:: Task input ::
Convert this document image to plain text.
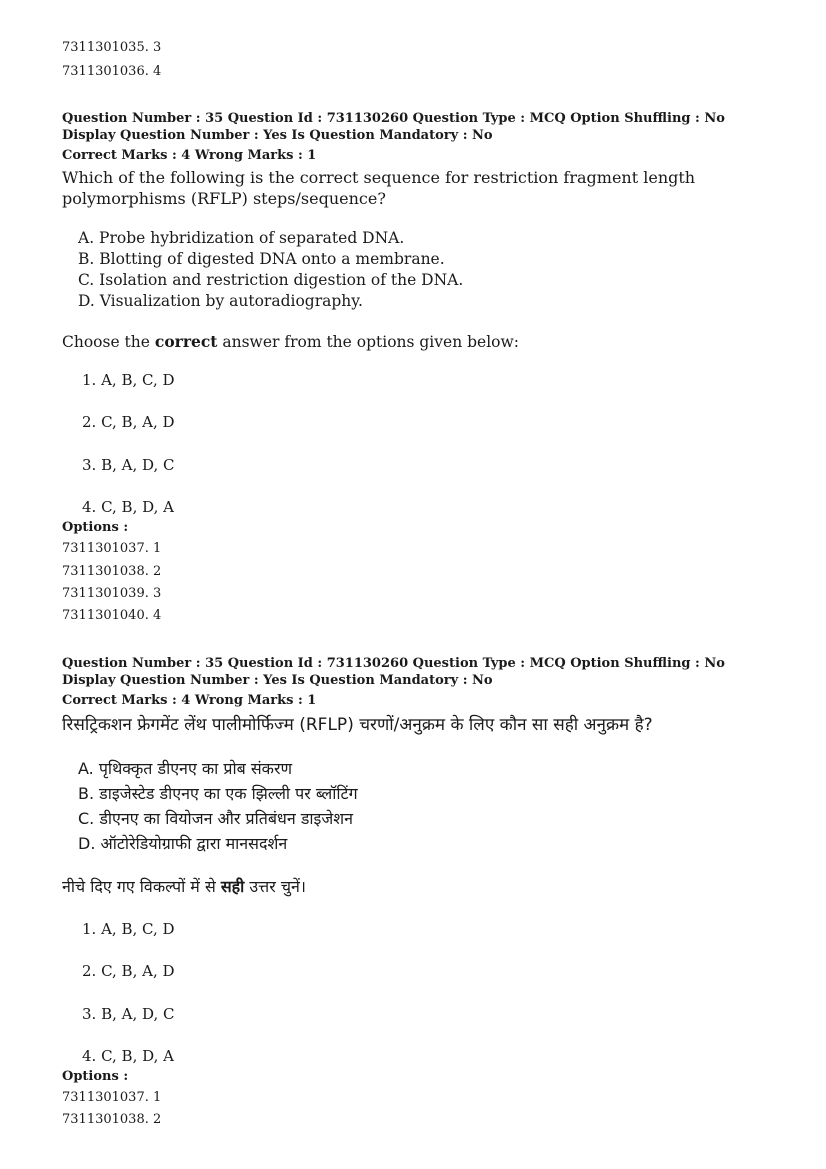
7311301035. 3
7311301036. 4
Question Number : 35 Question Id : 731130260 Question Type : MCQ Option Shuffling : No Display Question Number : Yes Is Question Mandatory : No
Correct Marks : 4 Wrong Marks : 1
Which of the following is the correct sequence for restriction fragment length polymorphisms (RFLP) steps/sequence?
A. Probe hybridization of separated DNA.
B. Blotting of digested DNA onto a membrane.
C. Isolation and restriction digestion of the DNA.
D. Visualization by autoradiography.
Choose the correct answer from the options given below:
1. A, B, C, D
2. C, B, A, D
3. B, A, D, C
4. C, B, D, A
Options :
7311301037. 1
7311301038. 2
7311301039. 3
7311301040. 4
Question Number : 35 Question Id : 731130260 Question Type : MCQ Option Shuffling : No Display Question Number : Yes Is Question Mandatory : No
Correct Marks : 4 Wrong Marks : 1
रिसट्रिकशन फ्रेगमेंट लेंथ पालीमोर्फिज्म (RFLP) चरणों/अनुक्रम के लिए कौन सा सही अनुक्रम है?
A. पृथिक्कृत डीएनए का प्रोब संकरण
B. डाइजेस्टेड डीएनए का एक झिल्ली पर ब्लॉटिंग
C. डीएनए का वियोजन और प्रतिबंधन डाइजेशन
D. ऑटोरेडियोग्राफी द्वारा मानसदर्शन
नीचे दिए गए विकल्पों में से सही उत्तर चुनें।
1. A, B, C, D
2. C, B, A, D
3. B, A, D, C
4. C, B, D, A
Options :
7311301037. 1
7311301038. 2
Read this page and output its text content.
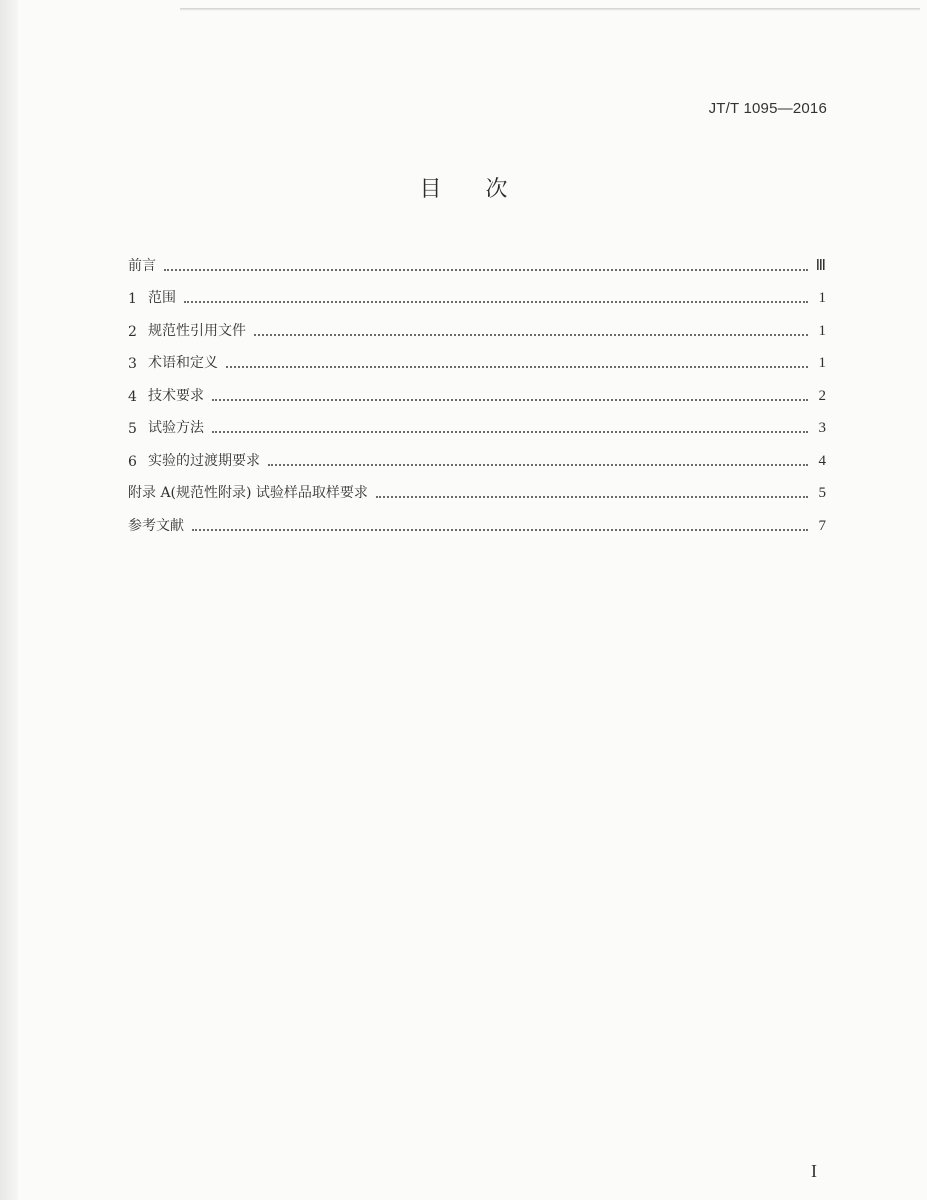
JT/T 1095—2016
目次
前言	Ⅲ
1 范围	1
2 规范性引用文件	1
3 术语和定义	1
4 技术要求	2
5 试验方法	3
6 实验的过渡期要求	4
附录 A(规范性附录) 试验样品取样要求	5
参考文献	7
I
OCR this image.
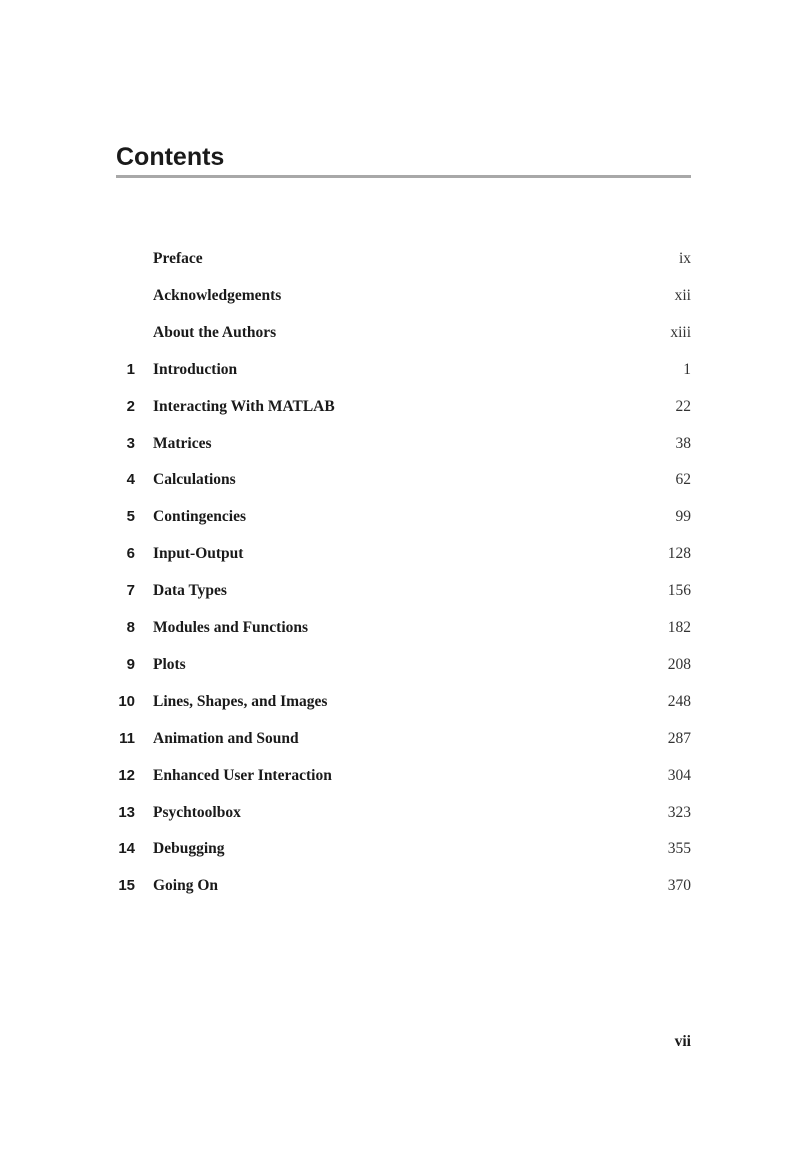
Contents
Preface	ix
Acknowledgements	xii
About the Authors	xiii
1 Introduction	1
2 Interacting With MATLAB	22
3 Matrices	38
4 Calculations	62
5 Contingencies	99
6 Input-Output	128
7 Data Types	156
8 Modules and Functions	182
9 Plots	208
10 Lines, Shapes, and Images	248
11 Animation and Sound	287
12 Enhanced User Interaction	304
13 Psychtoolbox	323
14 Debugging	355
15 Going On	370
vii
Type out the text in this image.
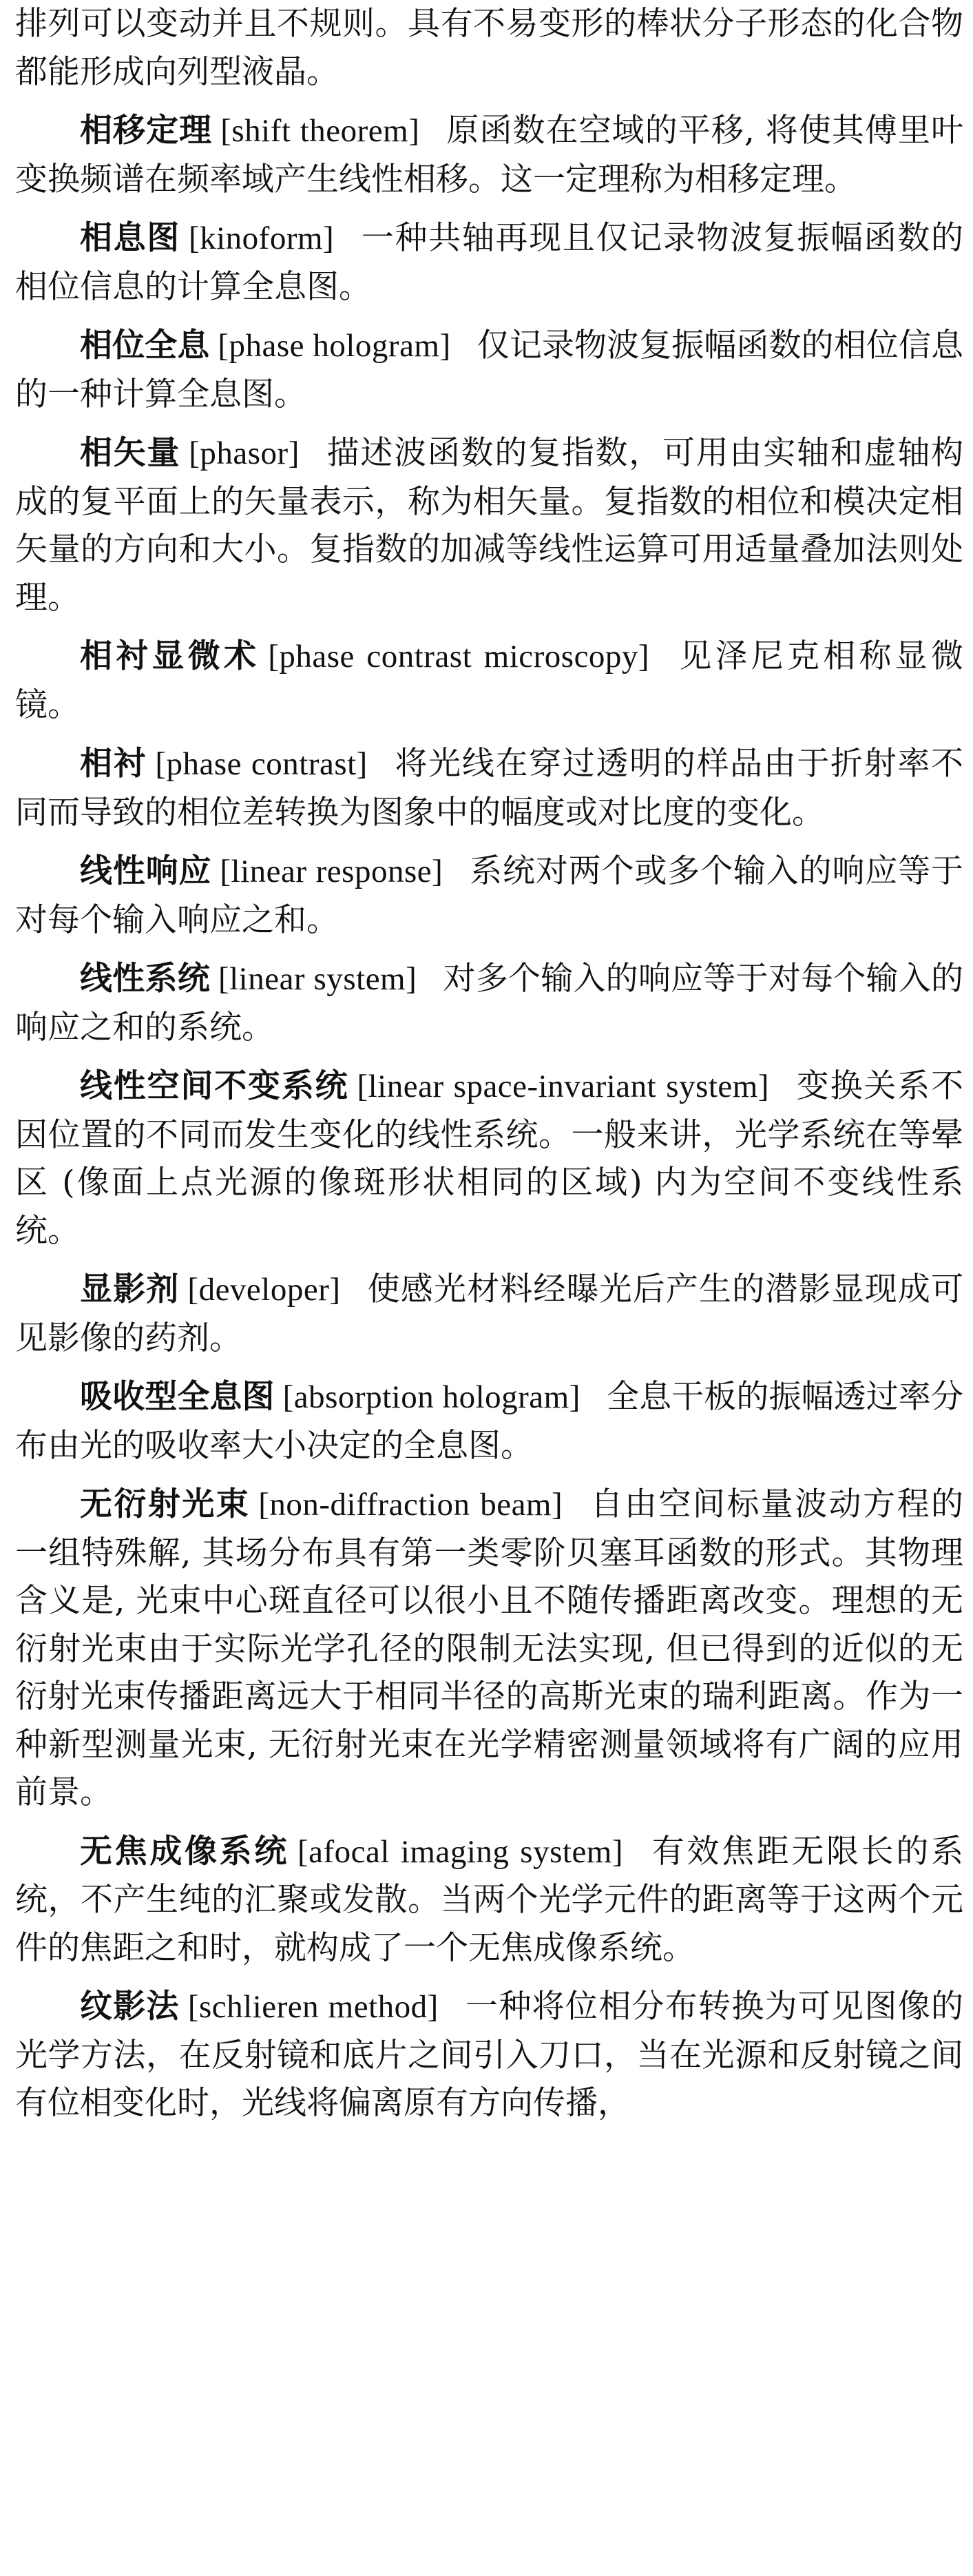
排列可以变动并且不规则。具有不易变形的棒状分子形态的化合物都能形成向列型液晶。

相移定理 [shift theorem] 原函数在空域的平移, 将使其傅里叶变换频谱在频率域产生线性相移。这一定理称为相移定理。

相息图 [kinoform] 一种共轴再现且仅记录物波复振幅函数的相位信息的计算全息图。

相位全息 [phase hologram] 仅记录物波复振幅函数的相位信息的一种计算全息图。

相矢量 [phasor] 描述波函数的复指数，可用由实轴和虚轴构成的复平面上的矢量表示，称为相矢量。复指数的相位和模决定相矢量的方向和大小。复指数的加减等线性运算可用适量叠加法则处理。

相衬显微术 [phase contrast microscopy] 见泽尼克相称显微镜。

相衬 [phase contrast] 将光线在穿过透明的样品由于折射率不同而导致的相位差转换为图象中的幅度或对比度的变化。

线性响应 [linear response] 系统对两个或多个输入的响应等于对每个输入响应之和。

线性系统 [linear system] 对多个输入的响应等于对每个输入的响应之和的系统。

线性空间不变系统 [linear space-invariant system] 变换关系不因位置的不同而发生变化的线性系统。一般来讲，光学系统在等晕区 (像面上点光源的像斑形状相同的区域) 内为空间不变线性系统。

显影剂 [developer] 使感光材料经曝光后产生的潜影显现成可见影像的药剂。

吸收型全息图 [absorption hologram] 全息干板的振幅透过率分布由光的吸收率大小决定的全息图。

无衍射光束 [non-diffraction beam] 自由空间标量波动方程的一组特殊解, 其场分布具有第一类零阶贝塞耳函数的形式。其物理含义是, 光束中心斑直径可以很小且不随传播距离改变。理想的无衍射光束由于实际光学孔径的限制无法实现, 但已得到的近似的无衍射光束传播距离远大于相同半径的高斯光束的瑞利距离。作为一种新型测量光束, 无衍射光束在光学精密测量领域将有广阔的应用前景。

无焦成像系统 [afocal imaging system] 有效焦距无限长的系统，不产生纯的汇聚或发散。当两个光学元件的距离等于这两个元件的焦距之和时，就构成了一个无焦成像系统。

纹影法 [schlieren method] 一种将位相分布转换为可见图像的光学方法，在反射镜和底片之间引入刀口，当在光源和反射镜之间有位相变化时，光线将偏离原有方向传播，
:::
Task goal:
Output an exact copy of the lines from the one with "Type out the text in this image." through the closing line of the records, inclusive, without any images.

Reply to the exercise:
Type out the text in this image.
排列可以变动并且不规则。具有不易变形的棒状分子形态的化合物都能形成向列型液晶。

相移定理 [shift theorem] 原函数在空域的平移, 将使其傅里叶变换频谱在频率域产生线性相移。这一定理称为相移定理。

相息图 [kinoform] 一种共轴再现且仅记录物波复振幅函数的相位信息的计算全息图。

相位全息 [phase hologram] 仅记录物波复振幅函数的相位信息的一种计算全息图。

相矢量 [phasor] 描述波函数的复指数，可用由实轴和虚轴构成的复平面上的矢量表示，称为相矢量。复指数的相位和模决定相矢量的方向和大小。复指数的加减等线性运算可用适量叠加法则处理。

相衬显微术 [phase contrast microscopy] 见泽尼克相称显微镜。

相衬 [phase contrast] 将光线在穿过透明的样品由于折射率不同而导致的相位差转换为图象中的幅度或对比度的变化。

线性响应 [linear response] 系统对两个或多个输入的响应等于对每个输入响应之和。

线性系统 [linear system] 对多个输入的响应等于对每个输入的响应之和的系统。

线性空间不变系统 [linear space-invariant system] 变换关系不因位置的不同而发生变化的线性系统。一般来讲，光学系统在等晕区 (像面上点光源的像斑形状相同的区域) 内为空间不变线性系统。

显影剂 [developer] 使感光材料经曝光后产生的潜影显现成可见影像的药剂。

吸收型全息图 [absorption hologram] 全息干板的振幅透过率分布由光的吸收率大小决定的全息图。

无衍射光束 [non-diffraction beam] 自由空间标量波动方程的一组特殊解, 其场分布具有第一类零阶贝塞耳函数的形式。其物理含义是, 光束中心斑直径可以很小且不随传播距离改变。理想的无衍射光束由于实际光学孔径的限制无法实现, 但已得到的近似的无衍射光束传播距离远大于相同半径的高斯光束的瑞利距离。作为一种新型测量光束, 无衍射光束在光学精密测量领域将有广阔的应用前景。

无焦成像系统 [afocal imaging system] 有效焦距无限长的系统，不产生纯的汇聚或发散。当两个光学元件的距离等于这两个元件的焦距之和时，就构成了一个无焦成像系统。

纹影法 [schlieren method] 一种将位相分布转换为可见图像的光学方法，在反射镜和底片之间引入刀口，当在光源和反射镜之间有位相变化时，光线将偏离原有方向传播，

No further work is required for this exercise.